Text >>
● ● ● ●

The Electronic Frontier Foundation and the First Amendment Project today asked the California Supreme Court to uphold a lower court's decision to permit publication of the source code for DeCSS technology, which circumvents digital copy protection systems.

DeCSS is a computer program designed to defeat an encryption-based copy protection system known as the Content Scramble System, or CSS, which is employed to encrypt and protect the copyrighted motion pictures contained on DVDs.

Today's brief is in response to a March 26 filing by the DVD Copy Control Association. On that date, the DVD CCA asked the California Supreme Court to reverse a Court of Appeals decision to overturn a preliminary injunction that had blocked the posting of the source code for DeCSS by defendant Andrew Bunner.

According to the Electronic Frontier Foundation (EFF), Bunner republished DeCSS on his Web site after reading about it on Slashdot and deciding it was "newsworthy."

"Well established trade secret law clearly holds that only those individuals who have undertaken an affirmative duty to treat information as a trade secret are required by law to keep it secret," EFF attorney Robin Gross said in a written statement.

"People who obtain information from the public domain have a First Amendment right to republish that information," she added.

"We're confident the Supreme Court will recognize, as the Court of Appeal did, that this is a classic First Amendment case," David Greene, executive director for the First Amendment Project, said in a written statement.

Attorneys for the DVD CCA declined to comment on today's filing. When the group filed its appeal two months ago, it said a November 2001 ruling in New York supports its assertion that the First Amendment was not intended to block courts from preventing the illegal distribution of a program that improperly uses DVD CCA's trade secrets.

In that decision, a panel of the 2nd Circuit Court of Appeals in New York upheld a N.Y. District Court's decision to prohibit hacker magazine 2600 from posting DeCSS. The panel also upheld the ruling that 2600 could not link to other Web sites that have DeCSS available for download.

In March, the DVD CCA said the California Supreme Court would hear oral arguments in this case early this fall, with a decision early in 2003. Today, attorneys for the EFF and the First Amendment Project said oral argument will be scheduled before the court sometime in the next 18 months.

Today's brief is the latest legal maneuver in a drama that has played out for months in courtrooms in California and New York.

● ● ● ●

Source data >>
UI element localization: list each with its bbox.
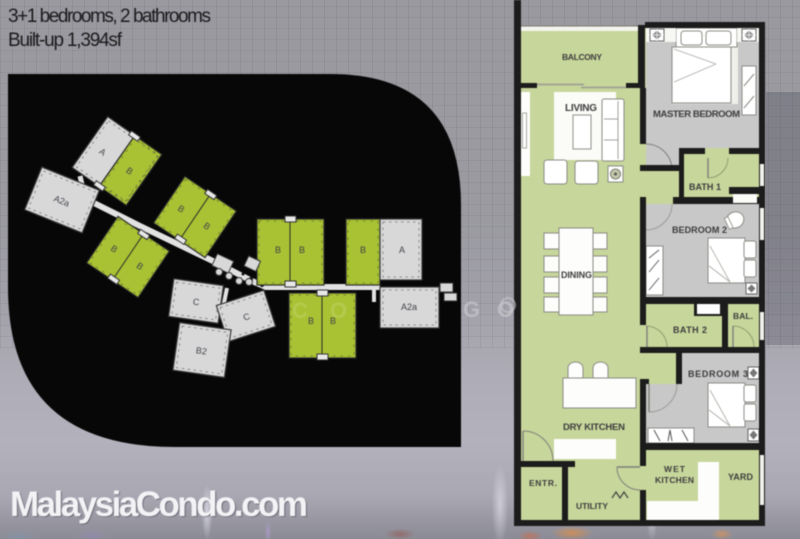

● ● ● ●

What this exercise asks >>
a – According to the DeCSS article, where did Bunner read about DeCSS before republishing it?
b – Update the passage of the DeCSS article between "The Electronic Frontier Foundation and" and "defendant Andrew Bunner.", inclusive, so that "Content Scramble System" is changed to "Content Protection System", and give the passage in full.
c – List every person named in the DeCSS article.
The lines above are separate material, distinct from the DeCSS article.

Answers for this exercise >>
a – On Slashdot.

b –
The Electronic Frontier Foundation and the First Amendment Project today asked the California Supreme Court to uphold a lower court's decision to permit publication of the source code for DeCSS technology, which circumvents digital copy protection systems.

DeCSS is a computer program designed to defeat an encryption-based copy protection system known as the Content Protection System, or CSS, which is employed to encrypt and protect the copyrighted motion pictures contained on DVDs.

Today's brief is in response to a March 26 filing by the DVD Copy Control Association. On that date, the DVD CCA asked the California Supreme Court to reverse a Court of Appeals decision to overturn a preliminary injunction that had blocked the posting of the source code for DeCSS by defendant Andrew Bunner.

c – Andrew Bunner, Robin Gross, David Greene